Given task »
How many lines of these records hold the string "this"? Reply with the number alone.

Records for processing »
§ §
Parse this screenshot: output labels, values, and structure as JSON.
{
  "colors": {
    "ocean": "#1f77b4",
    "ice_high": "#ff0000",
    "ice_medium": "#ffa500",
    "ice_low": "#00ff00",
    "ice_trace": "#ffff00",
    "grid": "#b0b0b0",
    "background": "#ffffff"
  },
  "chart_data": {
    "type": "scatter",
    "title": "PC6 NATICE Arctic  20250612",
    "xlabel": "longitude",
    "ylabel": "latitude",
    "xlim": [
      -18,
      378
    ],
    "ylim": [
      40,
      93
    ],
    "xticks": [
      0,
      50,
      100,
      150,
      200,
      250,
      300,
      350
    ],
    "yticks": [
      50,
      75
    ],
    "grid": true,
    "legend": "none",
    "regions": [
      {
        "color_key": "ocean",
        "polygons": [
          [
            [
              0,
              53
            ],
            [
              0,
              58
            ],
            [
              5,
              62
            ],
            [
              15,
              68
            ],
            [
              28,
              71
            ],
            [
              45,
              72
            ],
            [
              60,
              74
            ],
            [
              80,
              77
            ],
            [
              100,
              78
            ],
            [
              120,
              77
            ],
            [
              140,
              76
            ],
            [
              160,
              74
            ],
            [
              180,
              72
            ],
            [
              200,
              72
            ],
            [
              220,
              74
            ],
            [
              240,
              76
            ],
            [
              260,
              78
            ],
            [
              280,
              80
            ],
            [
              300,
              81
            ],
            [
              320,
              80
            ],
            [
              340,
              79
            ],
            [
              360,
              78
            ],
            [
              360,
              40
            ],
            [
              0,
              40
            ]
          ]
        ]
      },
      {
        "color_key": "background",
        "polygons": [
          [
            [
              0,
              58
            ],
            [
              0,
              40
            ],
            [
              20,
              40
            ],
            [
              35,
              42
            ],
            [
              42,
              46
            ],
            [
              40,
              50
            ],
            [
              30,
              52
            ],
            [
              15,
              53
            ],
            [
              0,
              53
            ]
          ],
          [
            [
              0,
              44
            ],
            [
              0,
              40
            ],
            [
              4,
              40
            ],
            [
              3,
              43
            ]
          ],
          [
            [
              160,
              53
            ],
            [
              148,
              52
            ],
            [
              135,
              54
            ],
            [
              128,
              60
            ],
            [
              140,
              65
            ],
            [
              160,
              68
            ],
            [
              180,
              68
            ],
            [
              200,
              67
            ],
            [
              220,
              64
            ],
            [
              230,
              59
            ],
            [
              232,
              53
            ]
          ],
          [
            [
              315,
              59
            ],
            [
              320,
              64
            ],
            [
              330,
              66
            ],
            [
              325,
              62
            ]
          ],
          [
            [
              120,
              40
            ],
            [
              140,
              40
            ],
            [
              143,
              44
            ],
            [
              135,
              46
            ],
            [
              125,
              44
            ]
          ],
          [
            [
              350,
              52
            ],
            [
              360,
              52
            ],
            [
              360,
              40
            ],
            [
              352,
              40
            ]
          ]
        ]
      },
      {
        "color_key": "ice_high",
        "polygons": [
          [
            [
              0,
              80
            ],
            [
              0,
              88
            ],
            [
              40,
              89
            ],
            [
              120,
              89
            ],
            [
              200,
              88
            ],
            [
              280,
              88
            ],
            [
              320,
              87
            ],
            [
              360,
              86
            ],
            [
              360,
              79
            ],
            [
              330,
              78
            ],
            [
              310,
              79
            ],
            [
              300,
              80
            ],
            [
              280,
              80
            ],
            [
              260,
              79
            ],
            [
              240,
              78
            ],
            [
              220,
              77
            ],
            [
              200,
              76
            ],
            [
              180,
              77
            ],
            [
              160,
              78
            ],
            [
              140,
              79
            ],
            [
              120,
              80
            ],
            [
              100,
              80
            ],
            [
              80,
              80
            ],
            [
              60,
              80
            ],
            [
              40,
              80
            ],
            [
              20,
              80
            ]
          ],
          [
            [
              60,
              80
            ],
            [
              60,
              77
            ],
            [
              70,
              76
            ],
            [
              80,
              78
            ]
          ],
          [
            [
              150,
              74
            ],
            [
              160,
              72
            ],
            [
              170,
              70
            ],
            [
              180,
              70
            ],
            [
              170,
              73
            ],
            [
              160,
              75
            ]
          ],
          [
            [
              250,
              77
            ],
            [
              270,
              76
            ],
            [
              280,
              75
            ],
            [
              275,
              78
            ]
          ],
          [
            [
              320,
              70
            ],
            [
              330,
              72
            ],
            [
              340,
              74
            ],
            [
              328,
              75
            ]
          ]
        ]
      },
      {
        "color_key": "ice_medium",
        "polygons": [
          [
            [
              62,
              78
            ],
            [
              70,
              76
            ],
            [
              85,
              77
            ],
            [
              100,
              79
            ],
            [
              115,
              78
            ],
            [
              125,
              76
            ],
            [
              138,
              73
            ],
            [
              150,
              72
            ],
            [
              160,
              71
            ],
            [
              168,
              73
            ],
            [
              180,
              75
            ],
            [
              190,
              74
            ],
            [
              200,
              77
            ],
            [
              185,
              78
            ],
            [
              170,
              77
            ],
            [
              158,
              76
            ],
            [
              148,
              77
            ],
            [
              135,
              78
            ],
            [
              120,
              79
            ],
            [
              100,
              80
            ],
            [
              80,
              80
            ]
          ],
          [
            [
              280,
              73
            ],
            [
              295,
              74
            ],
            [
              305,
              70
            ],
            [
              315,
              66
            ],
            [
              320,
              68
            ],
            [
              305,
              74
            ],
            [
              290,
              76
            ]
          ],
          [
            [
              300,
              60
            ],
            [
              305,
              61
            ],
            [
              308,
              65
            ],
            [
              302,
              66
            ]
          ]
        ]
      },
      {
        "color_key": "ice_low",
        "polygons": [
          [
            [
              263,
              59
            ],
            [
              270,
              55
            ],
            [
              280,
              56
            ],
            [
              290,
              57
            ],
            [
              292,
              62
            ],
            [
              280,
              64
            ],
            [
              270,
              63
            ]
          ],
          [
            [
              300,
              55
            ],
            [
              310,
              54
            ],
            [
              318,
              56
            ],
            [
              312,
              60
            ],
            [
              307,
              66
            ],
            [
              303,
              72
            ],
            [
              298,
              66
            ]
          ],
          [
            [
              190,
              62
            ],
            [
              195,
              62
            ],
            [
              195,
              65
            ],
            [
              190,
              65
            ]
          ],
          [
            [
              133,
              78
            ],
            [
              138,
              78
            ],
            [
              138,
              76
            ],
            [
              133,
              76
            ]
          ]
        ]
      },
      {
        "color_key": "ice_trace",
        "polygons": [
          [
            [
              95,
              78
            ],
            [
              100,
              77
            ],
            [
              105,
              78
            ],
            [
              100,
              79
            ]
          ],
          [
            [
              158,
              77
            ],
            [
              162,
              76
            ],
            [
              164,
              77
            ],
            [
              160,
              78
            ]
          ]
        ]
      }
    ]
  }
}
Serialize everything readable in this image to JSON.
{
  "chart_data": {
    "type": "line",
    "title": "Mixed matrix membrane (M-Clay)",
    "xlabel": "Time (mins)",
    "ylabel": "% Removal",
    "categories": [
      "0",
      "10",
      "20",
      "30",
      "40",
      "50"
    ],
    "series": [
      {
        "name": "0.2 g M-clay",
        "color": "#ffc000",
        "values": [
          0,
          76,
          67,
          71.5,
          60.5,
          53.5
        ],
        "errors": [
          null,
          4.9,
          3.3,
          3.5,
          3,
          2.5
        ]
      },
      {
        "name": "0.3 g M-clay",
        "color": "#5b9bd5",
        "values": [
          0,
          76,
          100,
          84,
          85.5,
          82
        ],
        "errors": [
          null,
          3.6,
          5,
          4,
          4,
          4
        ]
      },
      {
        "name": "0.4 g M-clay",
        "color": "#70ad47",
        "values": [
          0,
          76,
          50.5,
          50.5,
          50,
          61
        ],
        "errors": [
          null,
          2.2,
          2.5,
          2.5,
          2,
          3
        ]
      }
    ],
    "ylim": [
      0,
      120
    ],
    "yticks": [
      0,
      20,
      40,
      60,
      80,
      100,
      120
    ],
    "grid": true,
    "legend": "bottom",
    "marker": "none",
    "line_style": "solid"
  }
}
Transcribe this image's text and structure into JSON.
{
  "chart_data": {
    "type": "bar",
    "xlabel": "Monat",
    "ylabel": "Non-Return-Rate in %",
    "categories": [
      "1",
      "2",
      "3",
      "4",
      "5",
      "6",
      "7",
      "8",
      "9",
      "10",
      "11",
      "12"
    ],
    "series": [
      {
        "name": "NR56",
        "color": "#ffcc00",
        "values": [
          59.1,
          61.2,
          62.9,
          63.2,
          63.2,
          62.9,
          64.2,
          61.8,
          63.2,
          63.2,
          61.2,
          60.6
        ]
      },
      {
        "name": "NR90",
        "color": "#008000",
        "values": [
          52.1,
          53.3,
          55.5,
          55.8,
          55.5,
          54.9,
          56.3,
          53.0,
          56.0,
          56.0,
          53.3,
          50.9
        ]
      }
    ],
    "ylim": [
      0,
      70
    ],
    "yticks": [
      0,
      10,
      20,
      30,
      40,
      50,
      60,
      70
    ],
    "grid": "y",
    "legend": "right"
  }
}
§ §
Output below »
3